● **What is expected**
Lines containing the word "image" should be extracted in full.

-=-=-

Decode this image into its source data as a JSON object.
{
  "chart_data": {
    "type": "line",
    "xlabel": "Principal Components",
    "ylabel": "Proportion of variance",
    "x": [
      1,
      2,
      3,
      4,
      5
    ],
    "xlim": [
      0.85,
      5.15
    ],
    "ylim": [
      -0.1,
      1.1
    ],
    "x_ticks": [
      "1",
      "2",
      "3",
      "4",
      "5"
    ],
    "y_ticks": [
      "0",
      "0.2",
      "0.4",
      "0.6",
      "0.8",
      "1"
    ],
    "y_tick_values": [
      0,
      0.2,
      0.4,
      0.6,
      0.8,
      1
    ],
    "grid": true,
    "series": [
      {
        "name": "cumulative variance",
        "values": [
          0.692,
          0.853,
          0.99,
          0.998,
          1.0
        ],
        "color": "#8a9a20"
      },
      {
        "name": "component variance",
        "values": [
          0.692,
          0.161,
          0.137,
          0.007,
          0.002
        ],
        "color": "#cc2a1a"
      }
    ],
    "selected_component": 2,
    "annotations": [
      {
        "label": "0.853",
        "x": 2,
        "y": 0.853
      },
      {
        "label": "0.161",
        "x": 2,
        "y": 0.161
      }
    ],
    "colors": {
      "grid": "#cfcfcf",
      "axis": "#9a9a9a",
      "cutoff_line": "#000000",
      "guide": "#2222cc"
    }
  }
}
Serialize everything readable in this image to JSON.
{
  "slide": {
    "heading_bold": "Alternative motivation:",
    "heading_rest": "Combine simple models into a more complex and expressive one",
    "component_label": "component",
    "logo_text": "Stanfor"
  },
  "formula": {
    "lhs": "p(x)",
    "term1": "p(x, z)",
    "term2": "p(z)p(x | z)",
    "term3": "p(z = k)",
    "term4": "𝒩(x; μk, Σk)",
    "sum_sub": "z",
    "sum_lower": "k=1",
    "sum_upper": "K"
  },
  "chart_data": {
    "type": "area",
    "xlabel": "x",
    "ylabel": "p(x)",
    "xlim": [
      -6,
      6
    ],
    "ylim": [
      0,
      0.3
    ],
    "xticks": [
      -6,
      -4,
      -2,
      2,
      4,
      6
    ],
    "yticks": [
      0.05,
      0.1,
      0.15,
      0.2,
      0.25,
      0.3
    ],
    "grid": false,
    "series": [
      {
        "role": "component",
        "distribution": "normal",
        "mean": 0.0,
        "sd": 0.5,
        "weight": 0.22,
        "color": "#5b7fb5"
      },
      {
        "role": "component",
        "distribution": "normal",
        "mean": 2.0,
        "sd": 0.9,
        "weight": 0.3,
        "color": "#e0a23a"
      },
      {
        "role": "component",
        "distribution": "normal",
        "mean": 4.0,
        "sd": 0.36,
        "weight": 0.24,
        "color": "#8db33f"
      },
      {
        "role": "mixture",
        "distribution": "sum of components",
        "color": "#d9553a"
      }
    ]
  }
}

-=-=-

● **Solution to this exercise**
Decode this image into its source data as a JSON object.
Serialize everything readable in this image to JSON.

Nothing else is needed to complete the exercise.